• _Task requirements_
Reproduce without alteration the lines of the material starting at the line that contains "point-eagle — [1631, 1416, 1649, 1432]" and ending at the line that contains "point-owl — [250, 580, 269, 596]", both lines included.

• _Exercise data_
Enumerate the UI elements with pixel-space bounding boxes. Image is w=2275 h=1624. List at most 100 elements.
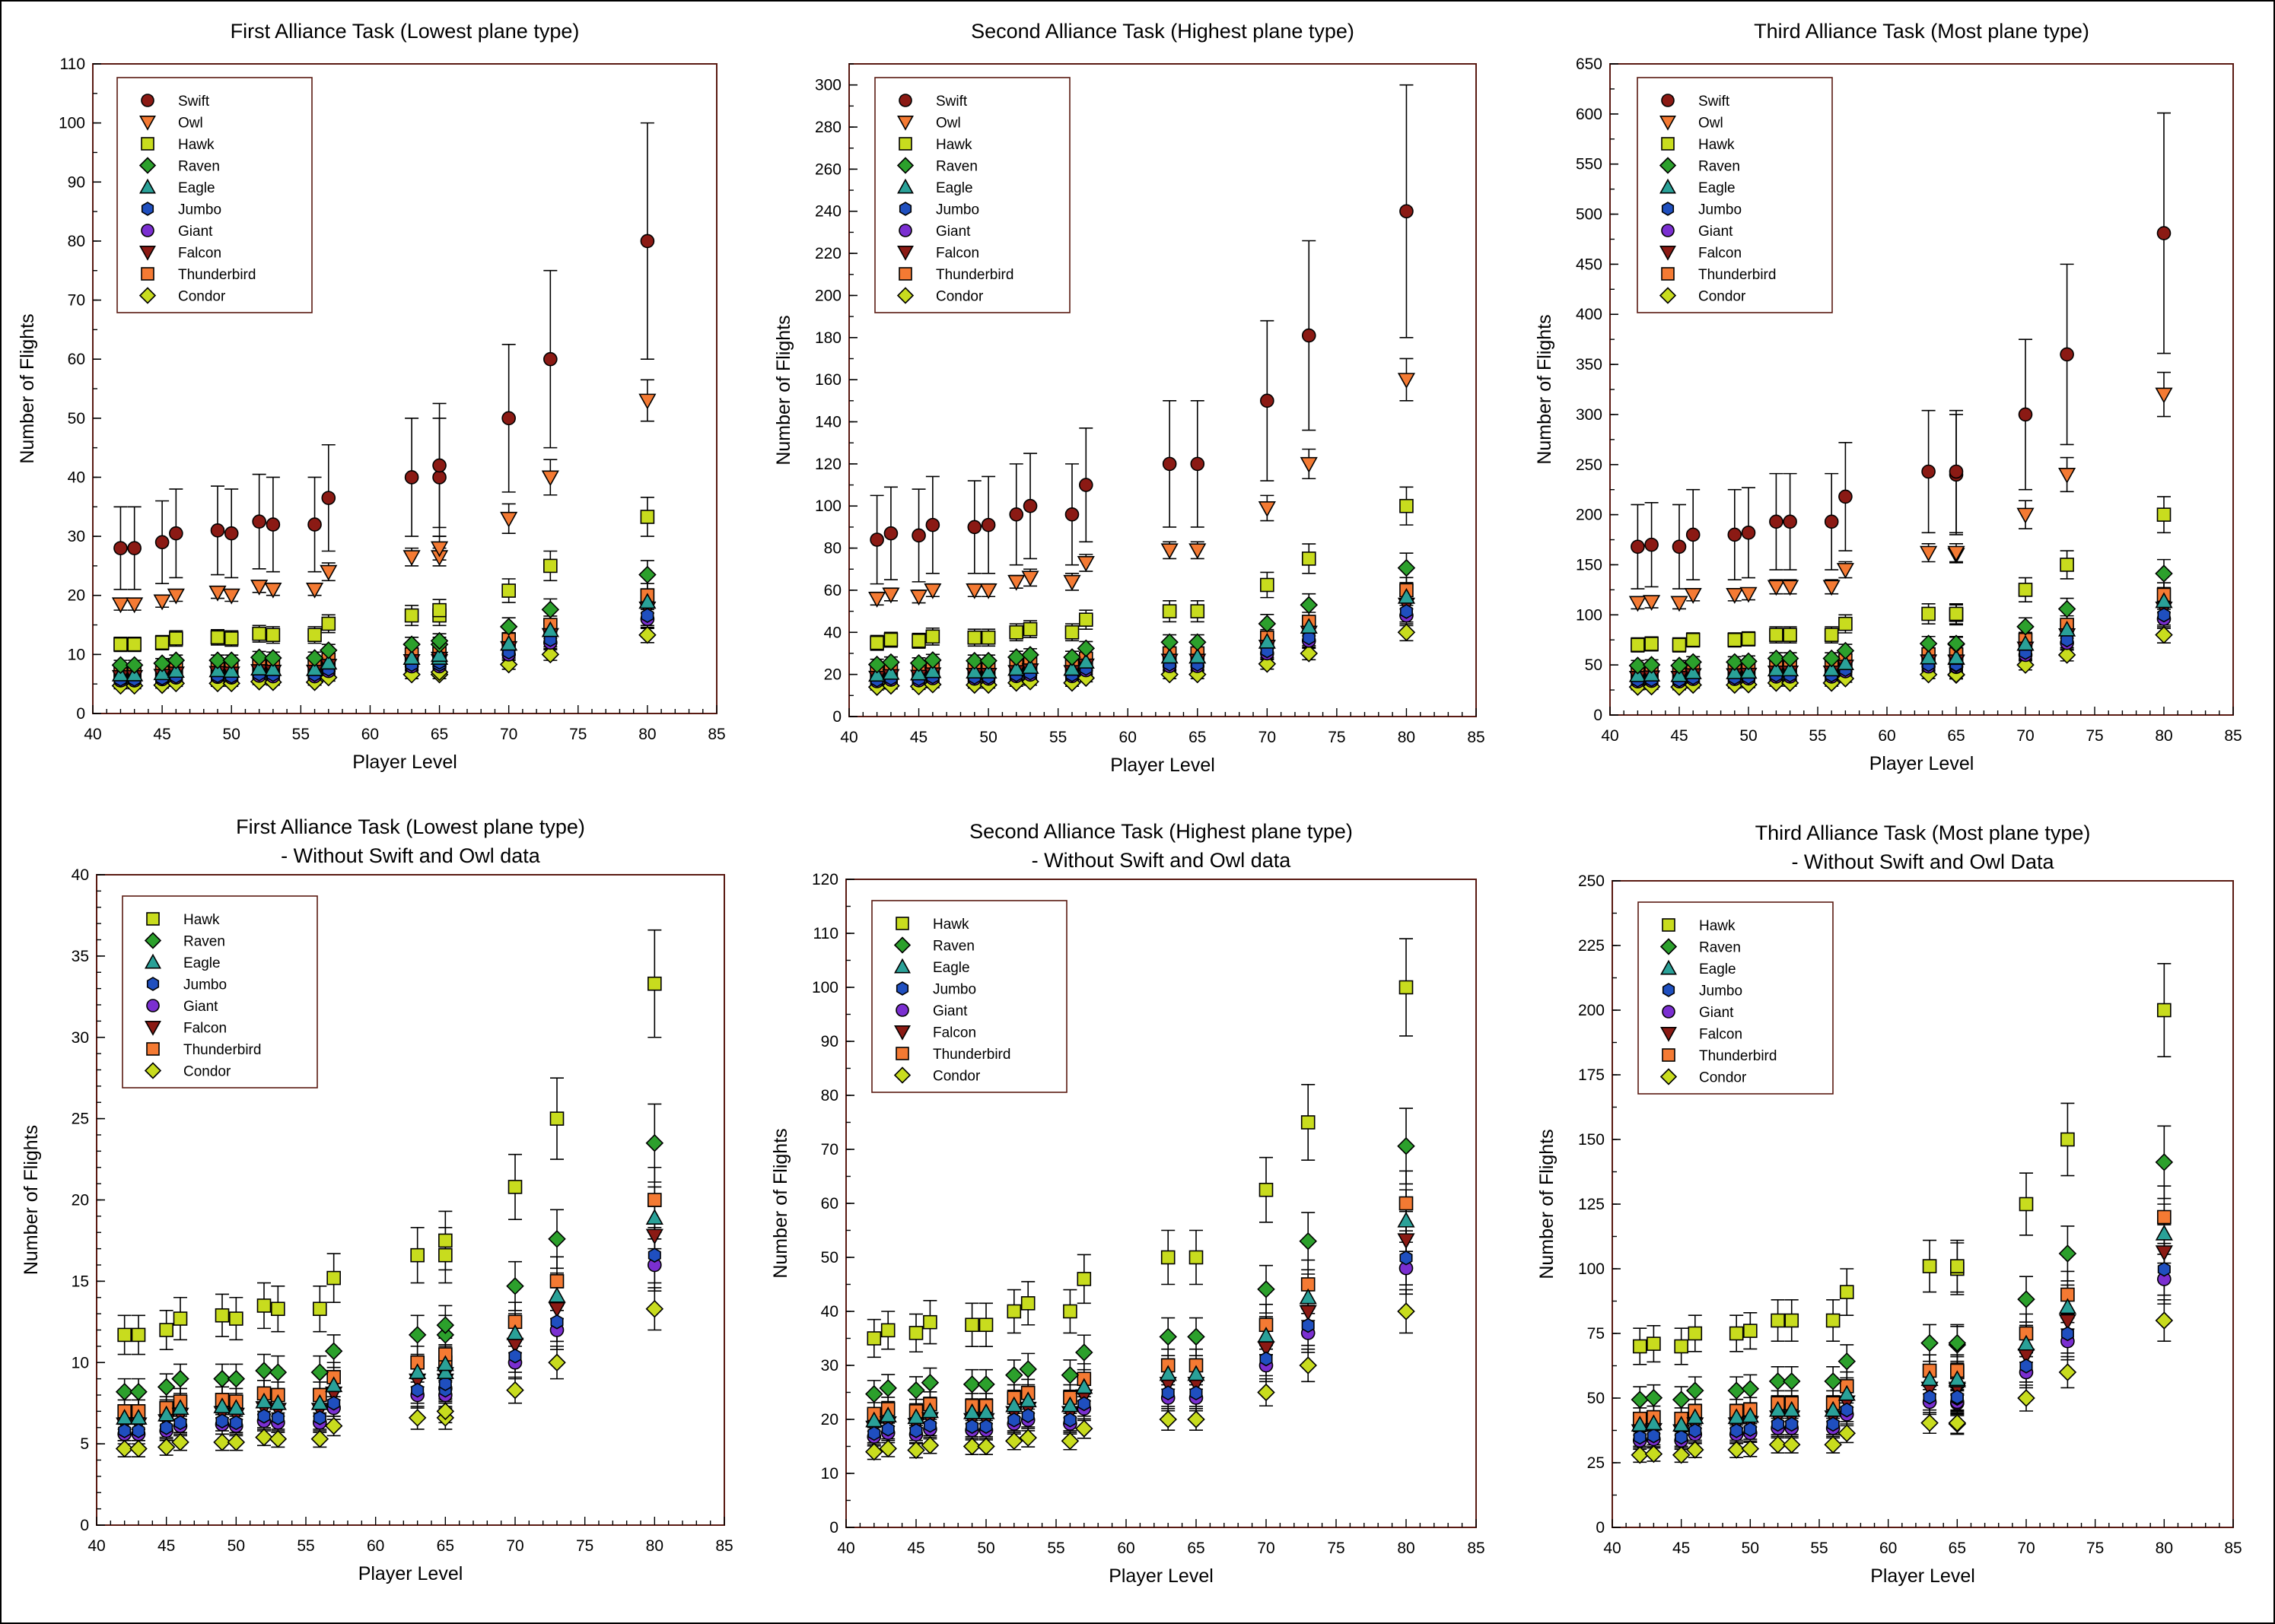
point-eagle — [1631, 1416, 1649, 1432]
point-owl — [1822, 580, 1841, 596]
point-jumbo — [2019, 1358, 2033, 1374]
point-swift — [432, 470, 447, 485]
point-raven — [1063, 648, 1081, 666]
point-raven — [2017, 1290, 2035, 1308]
point-owl — [250, 580, 269, 596]
point-swift — [169, 526, 183, 541]
point-raven — [1019, 1360, 1037, 1378]
legend-marker-thunderbird — [1662, 1048, 1675, 1062]
point-condor — [1631, 1446, 1650, 1464]
point-condor — [1824, 1435, 1842, 1454]
point-condor — [1948, 1413, 1967, 1432]
legend-label: Giant — [1698, 224, 1733, 240]
y-tick-label: 30 — [68, 528, 85, 545]
legend-marker-falcon — [139, 246, 156, 261]
legend-marker-raven — [893, 936, 912, 954]
point-raven — [638, 565, 657, 584]
point-raven — [1258, 615, 1277, 633]
point-eagle — [1836, 654, 1854, 671]
chart-title: First Alliance Task (Lowest plane type) — [236, 815, 585, 838]
point-hawk — [867, 1331, 882, 1346]
point-raven — [1741, 1380, 1760, 1398]
y-tick-label: 70 — [821, 1141, 838, 1158]
point-hawk — [1064, 624, 1080, 640]
point-owl — [320, 564, 338, 581]
legend-marker-thunderbird — [141, 267, 154, 281]
point-owl — [402, 550, 421, 567]
point-raven — [879, 1379, 897, 1397]
point-raven — [264, 649, 282, 667]
point-hawk — [266, 628, 281, 643]
legend-label: Jumbo — [178, 202, 221, 218]
chart-subtitle: - Without Swift and Owl Data — [1791, 850, 2054, 873]
y-tick-label: 120 — [815, 456, 842, 473]
x-tick-label: 60 — [1117, 1540, 1134, 1557]
y-tick-label: 60 — [68, 351, 85, 368]
point-jumbo — [229, 1415, 243, 1431]
point-raven — [2058, 1244, 2077, 1263]
point-condor — [1005, 1432, 1023, 1451]
point-raven — [255, 1362, 273, 1380]
legend-label: Jumbo — [1698, 202, 1742, 218]
legend-marker-jumbo — [1662, 983, 1675, 997]
legend-marker-eagle — [894, 958, 911, 974]
legend-marker-giant — [899, 224, 912, 237]
point-jumbo — [1399, 1250, 1413, 1266]
point-hawk — [1647, 1336, 1661, 1351]
y-tick-label: 20 — [824, 666, 842, 684]
point-condor — [499, 655, 518, 674]
legend-label: Jumbo — [936, 202, 979, 218]
point-hawk — [912, 634, 926, 648]
point-eagle — [879, 1406, 897, 1422]
point-swift — [883, 526, 899, 541]
point-jumbo — [118, 1423, 132, 1438]
legend-label: Condor — [183, 1064, 231, 1080]
point-raven — [1686, 1381, 1704, 1400]
point-raven — [1768, 1372, 1787, 1390]
legend-marker-condor — [144, 1062, 162, 1079]
x-tick-label: 80 — [2156, 1540, 2173, 1557]
point-eagle — [1077, 653, 1095, 669]
y-tick-label: 90 — [821, 1033, 838, 1050]
point-swift — [1301, 328, 1316, 343]
point-raven — [1672, 1390, 1691, 1409]
x-tick-label: 55 — [1809, 727, 1826, 745]
point-jumbo — [438, 1376, 452, 1391]
point-falcon — [2058, 1314, 2076, 1330]
x-tick-label: 85 — [2224, 1540, 2242, 1557]
point-condor — [548, 1353, 566, 1372]
point-eagle — [1739, 663, 1758, 679]
legend-label: Owl — [936, 116, 961, 132]
point-swift — [1064, 507, 1080, 522]
point-condor — [506, 1381, 524, 1400]
point-raven — [324, 1342, 343, 1361]
point-raven — [1188, 633, 1207, 652]
x-axis-label: Player Level — [1870, 1565, 1975, 1587]
legend-marker-thunderbird — [146, 1042, 160, 1056]
point-eagle — [1672, 1416, 1691, 1432]
point-owl — [1836, 563, 1854, 579]
point-raven — [227, 1369, 246, 1388]
point-condor — [2017, 1389, 2035, 1407]
point-condor — [645, 1299, 664, 1318]
legend-label: Hawk — [936, 137, 972, 153]
point-condor — [638, 625, 657, 644]
panel-5: Second Alliance Task (Highest plane type… — [770, 820, 1485, 1587]
point-hawk — [549, 1111, 565, 1126]
point-hawk — [640, 510, 655, 524]
point-jumbo — [648, 1247, 661, 1263]
point-condor — [963, 1437, 982, 1456]
point-hawk — [2156, 507, 2172, 522]
y-tick-label: 110 — [813, 925, 838, 942]
legend-label: Raven — [1699, 940, 1741, 956]
point-owl — [1160, 543, 1179, 560]
point-raven — [1300, 596, 1319, 615]
legend-marker-thunderbird — [899, 267, 912, 281]
point-hawk — [1260, 577, 1274, 593]
point-eagle — [1726, 663, 1744, 679]
legend-marker-condor — [893, 1066, 912, 1084]
point-raven — [1021, 646, 1039, 664]
point-condor — [408, 1409, 427, 1427]
point-falcon — [1299, 1305, 1317, 1321]
x-tick-label: 50 — [979, 729, 997, 746]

• _Solved exercise_
point-eagle — [1631, 1416, 1649, 1432]
point-owl — [1822, 580, 1841, 596]
point-jumbo — [2019, 1358, 2033, 1374]
point-swift — [432, 470, 447, 485]
point-raven — [1063, 648, 1081, 666]
point-raven — [2017, 1290, 2035, 1308]
point-owl — [250, 580, 269, 596]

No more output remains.